(Chart and figure data)
↓↓↓

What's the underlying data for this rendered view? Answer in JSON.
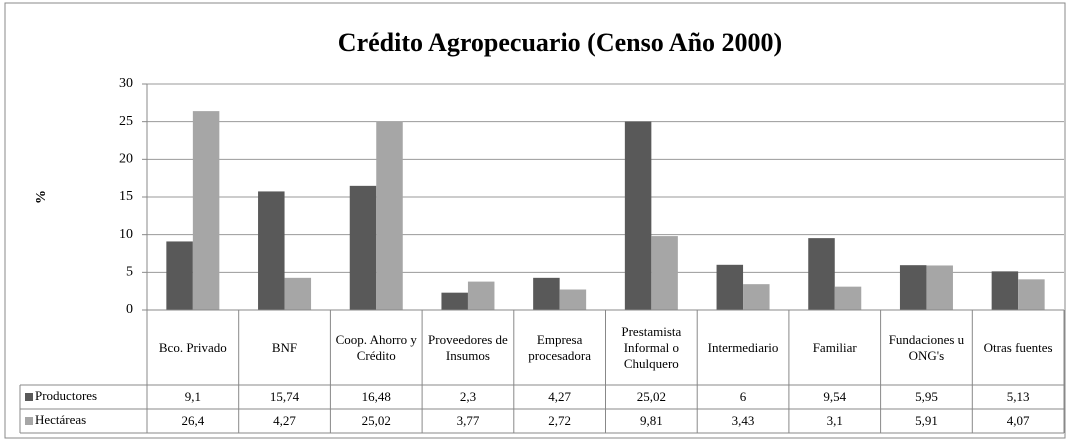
{
  "chart_data": {
    "type": "bar",
    "title": "Crédito Agropecuario (Censo Año 2000)",
    "y_label": "%",
    "categories": [
      "Bco. Privado",
      "BNF",
      "Coop. Ahorro y Crédito",
      "Proveedores de Insumos",
      "Empresa procesadora",
      "Prestamista Informal o Chulquero",
      "Intermediario",
      "Familiar",
      "Fundaciones u ONG's",
      "Otras fuentes"
    ],
    "series": [
      {
        "name": "Productores",
        "color": "#595959",
        "values": [
          9.1,
          15.74,
          16.48,
          2.3,
          4.27,
          25.02,
          6,
          9.54,
          5.95,
          5.13
        ],
        "value_labels": [
          "9,1",
          "15,74",
          "16,48",
          "2,3",
          "4,27",
          "25,02",
          "6",
          "9,54",
          "5,95",
          "5,13"
        ]
      },
      {
        "name": "Hectáreas",
        "color": "#a6a6a6",
        "values": [
          26.4,
          4.27,
          25.02,
          3.77,
          2.72,
          9.81,
          3.43,
          3.1,
          5.91,
          4.07
        ],
        "value_labels": [
          "26,4",
          "4,27",
          "25,02",
          "3,77",
          "2,72",
          "9,81",
          "3,43",
          "3,1",
          "5,91",
          "4,07"
        ]
      }
    ],
    "ylim": [
      0,
      30
    ],
    "yticks": [
      0,
      5,
      10,
      15,
      20,
      25,
      30
    ],
    "grid": true
  }
}
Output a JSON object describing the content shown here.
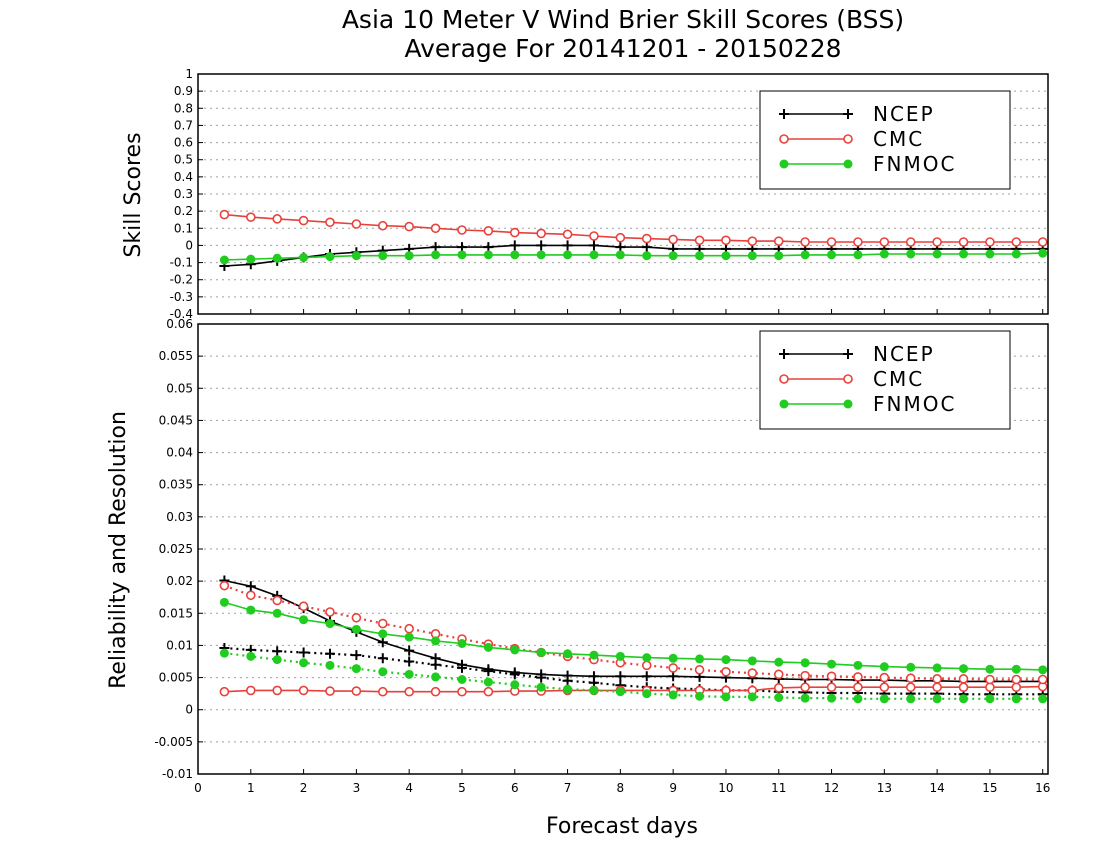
{
  "chart_data": {
    "type": "line",
    "title": "Asia 10 Meter V Wind Brier Skill Scores (BSS)",
    "subtitle": "Average For 20141201 - 20150228",
    "xlabel": "Forecast days",
    "x_ticks": [
      "0",
      "1",
      "2",
      "3",
      "4",
      "5",
      "6",
      "7",
      "8",
      "9",
      "10",
      "11",
      "12",
      "13",
      "14",
      "15",
      "16"
    ],
    "xlim": [
      0,
      16.1
    ],
    "x": [
      0.5,
      1,
      1.5,
      2,
      2.5,
      3,
      3.5,
      4,
      4.5,
      5,
      5.5,
      6,
      6.5,
      7,
      7.5,
      8,
      8.5,
      9,
      9.5,
      10,
      10.5,
      11,
      11.5,
      12,
      12.5,
      13,
      13.5,
      14,
      14.5,
      15,
      15.5,
      16
    ],
    "colors": {
      "NCEP": "#000000",
      "CMC": "#e8413c",
      "FNMOC": "#1fcc1f"
    },
    "panels": [
      {
        "ylabel": "Skill Scores",
        "ylim": [
          -0.4,
          1
        ],
        "y_ticks": [
          "-0.4",
          "-0.3",
          "-0.2",
          "-0.1",
          "0",
          "0.1",
          "0.2",
          "0.3",
          "0.4",
          "0.5",
          "0.6",
          "0.7",
          "0.8",
          "0.9",
          "1"
        ],
        "grid": true,
        "legend": {
          "position": "top-right",
          "entries": [
            "NCEP",
            "CMC",
            "FNMOC"
          ]
        },
        "series": [
          {
            "name": "NCEP",
            "style": "solid",
            "marker": "plus",
            "values": [
              -0.12,
              -0.11,
              -0.09,
              -0.07,
              -0.05,
              -0.04,
              -0.03,
              -0.02,
              -0.01,
              -0.01,
              -0.01,
              0,
              0,
              0,
              0,
              -0.01,
              -0.01,
              -0.02,
              -0.02,
              -0.02,
              -0.02,
              -0.02,
              -0.02,
              -0.02,
              -0.02,
              -0.02,
              -0.02,
              -0.02,
              -0.02,
              -0.02,
              -0.02,
              -0.02
            ]
          },
          {
            "name": "CMC",
            "style": "solid",
            "marker": "open-circle",
            "values": [
              0.18,
              0.165,
              0.155,
              0.145,
              0.135,
              0.125,
              0.115,
              0.11,
              0.1,
              0.09,
              0.085,
              0.075,
              0.07,
              0.065,
              0.055,
              0.045,
              0.04,
              0.035,
              0.03,
              0.03,
              0.025,
              0.025,
              0.02,
              0.02,
              0.02,
              0.02,
              0.02,
              0.02,
              0.02,
              0.02,
              0.02,
              0.02
            ]
          },
          {
            "name": "FNMOC",
            "style": "solid",
            "marker": "filled-circle",
            "values": [
              -0.085,
              -0.08,
              -0.075,
              -0.07,
              -0.065,
              -0.06,
              -0.06,
              -0.06,
              -0.055,
              -0.055,
              -0.055,
              -0.055,
              -0.055,
              -0.055,
              -0.055,
              -0.055,
              -0.06,
              -0.06,
              -0.06,
              -0.06,
              -0.06,
              -0.06,
              -0.055,
              -0.055,
              -0.055,
              -0.05,
              -0.05,
              -0.05,
              -0.05,
              -0.05,
              -0.05,
              -0.045
            ]
          }
        ]
      },
      {
        "ylabel": "Reliability and Resolution",
        "ylim": [
          -0.01,
          0.06
        ],
        "y_ticks": [
          "-0.01",
          "-0.005",
          "0",
          "0.005",
          "0.01",
          "0.015",
          "0.02",
          "0.025",
          "0.03",
          "0.035",
          "0.04",
          "0.045",
          "0.05",
          "0.055",
          "0.06"
        ],
        "grid": true,
        "legend": {
          "position": "top-right",
          "entries": [
            "NCEP",
            "CMC",
            "FNMOC"
          ]
        },
        "series": [
          {
            "name": "NCEP",
            "style": "solid",
            "marker": "plus",
            "values": [
              0.0201,
              0.0192,
              0.0177,
              0.0158,
              0.0138,
              0.0121,
              0.0105,
              0.0092,
              0.008,
              0.007,
              0.0063,
              0.0058,
              0.0055,
              0.0053,
              0.0052,
              0.0052,
              0.0052,
              0.0052,
              0.0051,
              0.005,
              0.0049,
              0.0048,
              0.0047,
              0.0047,
              0.0046,
              0.0046,
              0.0045,
              0.0045,
              0.0044,
              0.0044,
              0.0044,
              0.0044
            ]
          },
          {
            "name": "NCEP",
            "style": "dotted",
            "marker": "plus",
            "values": [
              0.0096,
              0.0093,
              0.0091,
              0.0089,
              0.0087,
              0.0085,
              0.008,
              0.0075,
              0.007,
              0.0065,
              0.006,
              0.0055,
              0.005,
              0.0045,
              0.0042,
              0.0038,
              0.0035,
              0.0033,
              0.0032,
              0.003,
              0.003,
              0.0028,
              0.0027,
              0.0026,
              0.0026,
              0.0025,
              0.0025,
              0.0025,
              0.0024,
              0.0024,
              0.0024,
              0.0024
            ]
          },
          {
            "name": "CMC",
            "style": "solid",
            "marker": "open-circle",
            "values": [
              0.0028,
              0.003,
              0.003,
              0.003,
              0.0029,
              0.0029,
              0.0028,
              0.0028,
              0.0028,
              0.0028,
              0.0028,
              0.0029,
              0.0029,
              0.003,
              0.003,
              0.003,
              0.003,
              0.003,
              0.003,
              0.003,
              0.003,
              0.0034,
              0.0035,
              0.0035,
              0.0035,
              0.0035,
              0.0035,
              0.0035,
              0.0035,
              0.0035,
              0.0035,
              0.0036
            ]
          },
          {
            "name": "CMC",
            "style": "dotted",
            "marker": "open-circle",
            "values": [
              0.0193,
              0.0178,
              0.017,
              0.0161,
              0.0152,
              0.0143,
              0.0134,
              0.0126,
              0.0118,
              0.011,
              0.0102,
              0.0095,
              0.0089,
              0.0083,
              0.0078,
              0.0073,
              0.0069,
              0.0065,
              0.0062,
              0.0059,
              0.0057,
              0.0055,
              0.0053,
              0.0052,
              0.0051,
              0.005,
              0.0049,
              0.0048,
              0.0048,
              0.0047,
              0.0047,
              0.0047
            ]
          },
          {
            "name": "FNMOC",
            "style": "solid",
            "marker": "filled-circle",
            "values": [
              0.0167,
              0.0155,
              0.015,
              0.014,
              0.0134,
              0.0125,
              0.0118,
              0.0113,
              0.0107,
              0.0103,
              0.0097,
              0.0093,
              0.0089,
              0.0087,
              0.0085,
              0.0083,
              0.0081,
              0.008,
              0.0079,
              0.0078,
              0.0076,
              0.0074,
              0.0073,
              0.0071,
              0.0069,
              0.0067,
              0.0066,
              0.0065,
              0.0064,
              0.0063,
              0.0063,
              0.0062
            ]
          },
          {
            "name": "FNMOC",
            "style": "dotted",
            "marker": "filled-circle",
            "values": [
              0.0088,
              0.0083,
              0.0078,
              0.0073,
              0.0069,
              0.0064,
              0.0059,
              0.0055,
              0.0051,
              0.0047,
              0.0043,
              0.0039,
              0.0035,
              0.0032,
              0.003,
              0.0028,
              0.0025,
              0.0023,
              0.0021,
              0.002,
              0.002,
              0.0019,
              0.0018,
              0.0018,
              0.0017,
              0.0017,
              0.0017,
              0.0017,
              0.0017,
              0.0017,
              0.0017,
              0.0017
            ]
          }
        ]
      }
    ]
  }
}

↑↑↑

AIM
Isolate the lines above that contain the word "Scores" and copy them.

ANSWER TO THE EXERCISE
    "title": "Asia 10 Meter V Wind Brier Skill Scores (BSS)",
        "ylabel": "Skill Scores",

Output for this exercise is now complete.